§ THE PROBLEM: Identify all lines of the data containing the string "color" and copy them.

Excerpts from a figure dataset
######
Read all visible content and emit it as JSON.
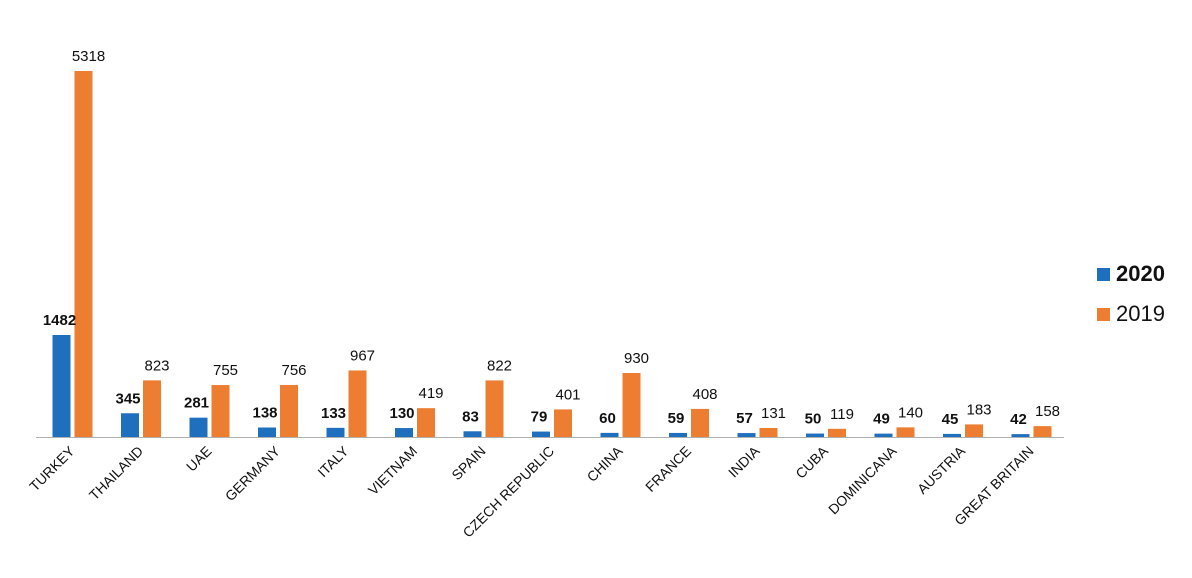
{
  "chart_data": {
    "type": "bar",
    "title": "",
    "xlabel": "",
    "ylabel": "",
    "ylim": [
      0,
      5318
    ],
    "grid": false,
    "legend_position": "right",
    "categories": [
      "TURKEY",
      "THAILAND",
      "UAE",
      "GERMANY",
      "ITALY",
      "VIETNAM",
      "SPAIN",
      "CZECH REPUBLIC",
      "CHINA",
      "FRANCE",
      "INDIA",
      "CUBA",
      "DOMINICANA",
      "AUSTRIA",
      "GREAT BRITAIN"
    ],
    "series": [
      {
        "name": "2020",
        "color": "#1f6fbf",
        "values": [
          1482,
          345,
          281,
          138,
          133,
          130,
          83,
          79,
          60,
          59,
          57,
          50,
          49,
          45,
          42
        ]
      },
      {
        "name": "2019",
        "color": "#ed7d31",
        "values": [
          5318,
          823,
          755,
          756,
          967,
          419,
          822,
          401,
          930,
          408,
          131,
          119,
          140,
          183,
          158
        ]
      }
    ]
  },
  "legend": {
    "items": [
      {
        "label": "2020",
        "color": "#1f6fbf"
      },
      {
        "label": "2019",
        "color": "#ed7d31"
      }
    ]
  }
}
######
§ CORRECT RESULT:
        "color": "#1f6fbf",
        "color": "#ed7d31",
        "color": "#1f6fbf"
        "color": "#ed7d31"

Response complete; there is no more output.